** BRIEF **
Could you copy, word for word, the stretch of the integer precision proposal from "When formatting an" through "aka the ‘digits’."?

** SOURCE TEXT **

Implement `precision` format spec for `int` type data

Intro

We propose implementing the precision specifier of the Format Specification Mini-Language for most integer presentation types, to allow the formatting of integers with a guaranteed minimum number of ‘content characters’, that is the actual digits of the number excluding a base prefix created by #, underscores / commas created by grouping_option, and a possible space or sign created by sign.

For a quick example:

>>> x = 25
>>> f"{x:#08b}"
'0b011001'       # only 6 content characters since '#' has eaten two to create the '0b' prefix
>>> f"{x:#.8b}"
'0b00011001'     # all 8 content characters since '.8' demands a precision of 8

The former already exists. The latter is what we desire to implement. Currently the format spec docs inform that “the precision is not allowed for integer presentation types”, though I don’t see an immediate technical reason why we can’t do this, and the justifications to do so are sound.

Rationale

When formatting an int x of known bounds using f-strings (and other methods such as str.format), one often wishes to pad x’s string representation with 0s to a sensible width. For example using f"{x:08b}" to pad x’s binary representation to a width of eight bits, or f"{x:04x}" to pad an ‘unsigned short’ x to four hex digits. Python also provides the wonderful # format specifier to prefix the result with the appropriate '0b', '0o', or '0x' base prefix, however this eats into the width number of characters allocated.

>>> x = 13
>>> f"{x:04x}"
'000d'            # four hex digits :)
>>> f"{x:#04x}"
'0x0d'            # only two hex digits :(

The width format specifier is for the length of the entire string, not just the ‘content characters’ aka the ‘digits’.

One could argue that since the length of the prefix is known to always be 2, one can just account for that manually by adding two to the desired number of digits. In our example above that would be f"{x:#06x}", but there’s several reasons this is a bad idea:

  • at a glance f"{x:#06x}" looks like it may produce 6 hex digits, but it only produces four, namely '0x000d'
  • 6 is thus too much of a ‘magic number’, and countering that by being overly explicit, eg with f"{x:#0{2+4}x}", looks ridiculous
  • things get more complicated when we introduce a sign specifier, eg f"{x: #0{1+2+4}x}" to produce ' 0x000d'
  • things get even more complicated when introducing a grouping_option: k = 4 ; f"{x: #0{1+2+4*k+(k - 1)}_x}" to produce ' 0x0000_0000_0000_000d' ie k number of hex-groups joined by '_'
  • in the future perhaps a 'O' type specifier may be added to format a number into C-style octal, with a prefix of '0' instead of '0o', meaning not all the prefixes would be of length 2

This proposal is not a new special-case behavior being demanded of int data: the precision specifier for float data ensures that there are a fixed number of digits after the decimal point. For example f"{0.2: .4f}" produces ' 0.2000', the 4 not counting the minimum total number of characters in the string, but the four digits '2000'.

The only integer presentation type that precision wouldn’t make sense with is c (convert to the nth Unicode codepoint). Perhaps a ValueError could be raised if the user tries using precision with type c for a int data, eg f"{65:.8c}".

** SUPPLIED MATERIAL **
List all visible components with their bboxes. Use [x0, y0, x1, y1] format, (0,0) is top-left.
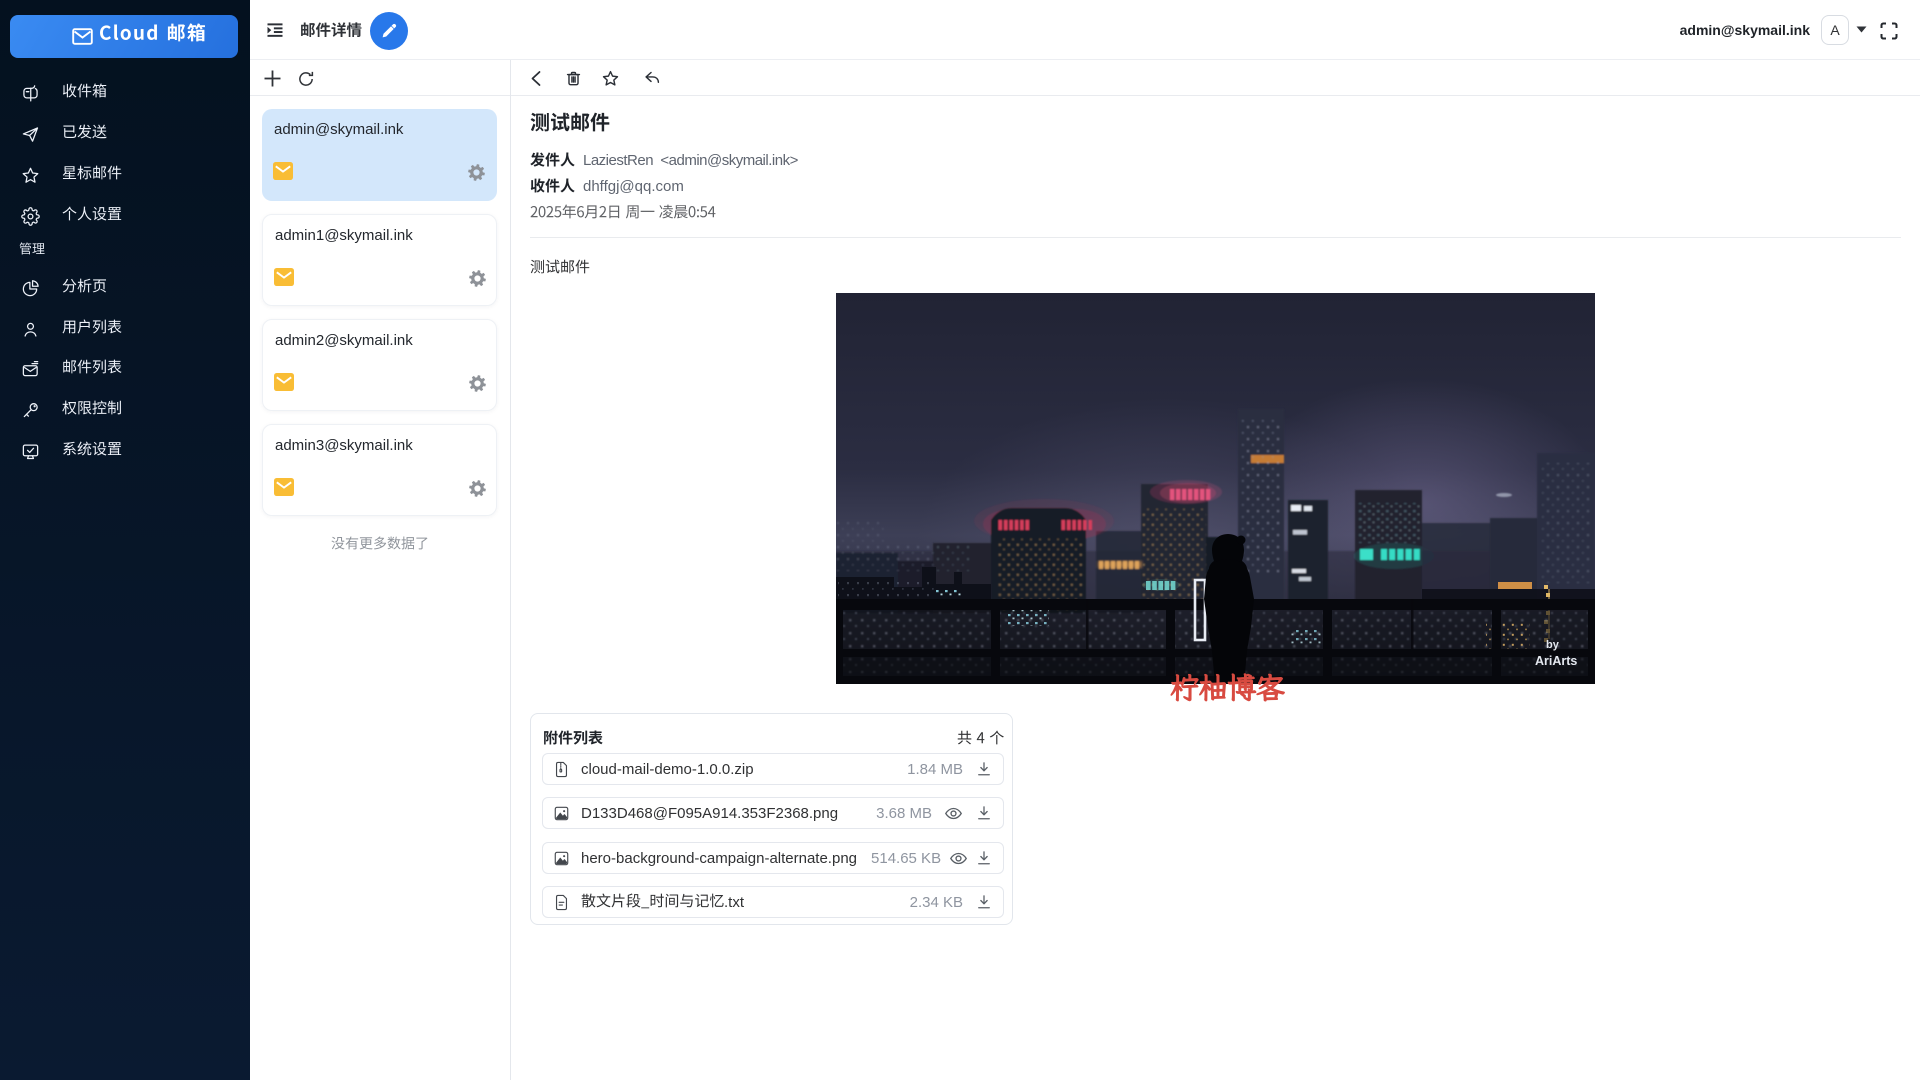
svg-text:by: by — [1546, 639, 1560, 651]
svg-text:AriArts: AriArts — [1535, 654, 1577, 668]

** SOLUTION FOR THIS TASK **
When formatting an int x of known bounds using f-strings (and other methods such as str.format), one often wishes to pad x’s string representation with 0s to a sensible width. For example using f"{x:08b}" to pad x’s binary representation to a width of eight bits, or f"{x:04x}" to pad an ‘unsigned short’ x to four hex digits. Python also provides the wonderful # format specifier to prefix the result with the appropriate '0b', '0o', or '0x' base prefix, however this eats into the width number of characters allocated.

>>> x = 13
>>> f"{x:04x}"
'000d'            # four hex digits :)
>>> f"{x:#04x}"
'0x0d'            # only two hex digits :(

The width format specifier is for the length of the entire string, not just the ‘content characters’ aka the ‘digits’.